* [EXCERPT PROVIDED]:
####

Jillian Hessel’s “Learning From Two Masters” DVD Review
By Siri Galliano
Kneestretch Four has never looked as beautiful as on the cover of Jillian Hessel’s “Learning from Two Masters”. Top and bottom bordered in maroon it looks like a Monopoly card and in the game of Pilates, Ms. Hessel would like you to acquire this valuable piece of property to broaden the understanding of teachers not fortunate enough to know the work of her mentors, Carola Trier and Kathy Grant.
Carola Trier had a lot in common with her country mate Josef Pilates, both being German immigrants, performers in the circus world, and interred in a war prison. Like Joe, who would have taught her the work in German, she was very regimented and strong in her teaching, which began in the late 1950’s.
Kathy Grant, the first Black Pilates teacher and only one of two teachers in 1967 to receive written documents qualifying her to teach, was more of an intuitive teacher. Grant came from the world of theatre and concert dance, and she brings her own more subtle and nuanced interpretations to the work.
Jillian first started healing exercises with Kathy Grant for a pronounced scoliosis, and later began an old fashioned apprenticeship with Carola Trier, who for two months would only allow Jillian to offer clients a towel and assist them by holding their feet during Footwork exercises on the Universal Reformer.
Hessel demonstrates in this re-released DVD, that she has listened, she has heard, and she has learned the work in her body from her teachers. The DVD is filled with many techniques and anecdotes. “With Kathy’s help I developed a completely new paradigm with which to observe, translate and process movement,” the lucky Jillian reveals. “Kathy evolved props, using not only tennis balls but also the tennis ball cover itself, wrapped up and squeezed between weak inner thighs. “She also trained her students to become self-reliant,” comments Ms. Hessel, “so she could check up on another client’s progress, or keep up with her bookkeeping.” The best of Kathy Grant’s advice is the awareness of the happy “singing” of the springs on a properly worked Reformer, and according to Hessel, she constantly admonished her students to resist the recoil of the springs as the carriage slides home.

####

* [CHALLENGES]:
1. Name every person mentioned in the DVD review.
2. Continue the DVD review from where it ends.

* [SUPPLIED DATA]:
####

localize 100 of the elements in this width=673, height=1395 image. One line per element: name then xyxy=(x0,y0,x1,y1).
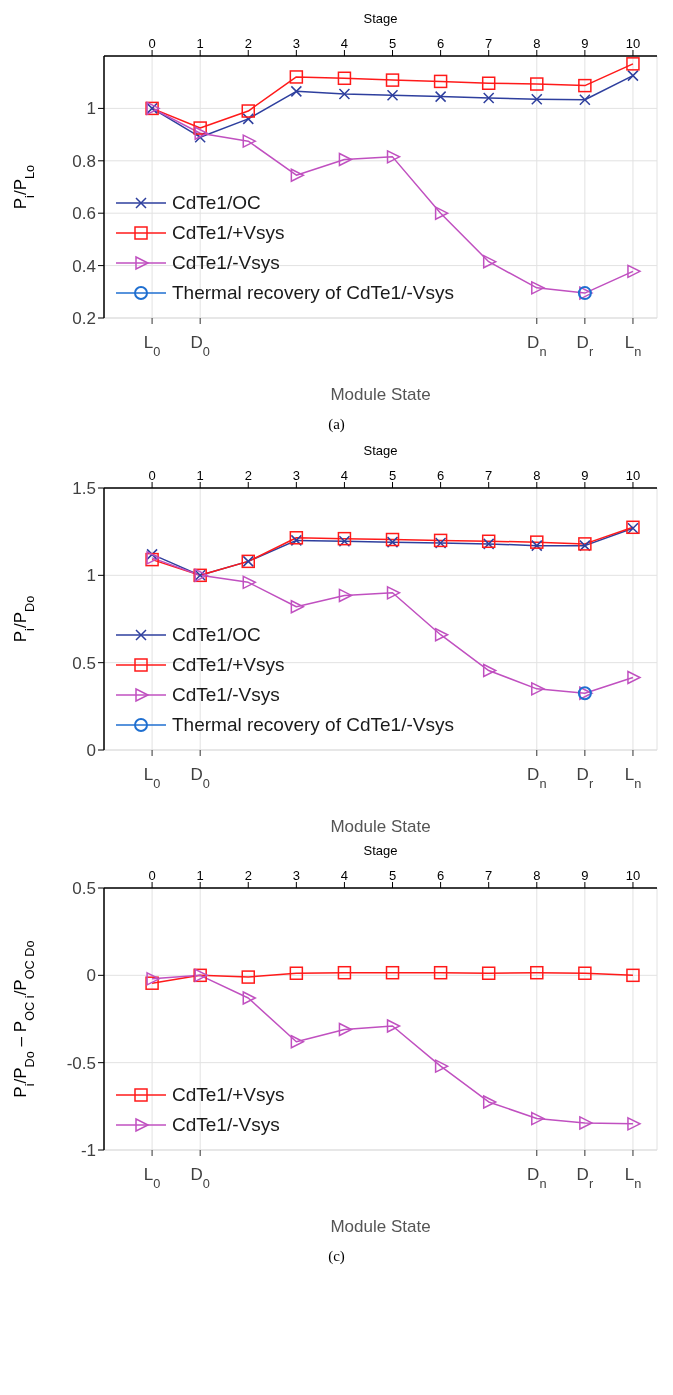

####

* [RESULTS FOR THE EXERCISE]:
1. Jillian Hessel, Siri Galliano, Carola Trier, Kathy Grant, Josef Pilates

2.
Carola, famous for her fanaticism for precise placement of the feet in the Footwork, passed that intensity down to Jillian, and she firmly maintains the original classic four foot positions. She especially reinforced the second position “prehensile bird-on-a-perch” where she reminds us “the knuckles of the feet really need to pop out.” She is equally concerned that the root of the baby toe is pulled from its evolutionary downward spiral to an important part of every exercise.
There are no photos or archival footage but Jillian has lots of stories to intersperse about the two very different teaching styles of her teachers, of which many new dialogue lines and movement combinations will be added to your practice the very next day.
The main legacy Jillian Hessel embraces, is transferring the movement fundamentals of the Matwork to the Reformer and the fluid transitions. “Carola, while teaching how to mount the Reformer, would say ‘sit down like you are at a cocktail party.’” In other words, don’t throw proper form away during the mundane everyday movements–rather, integrate the form into your lifestyle.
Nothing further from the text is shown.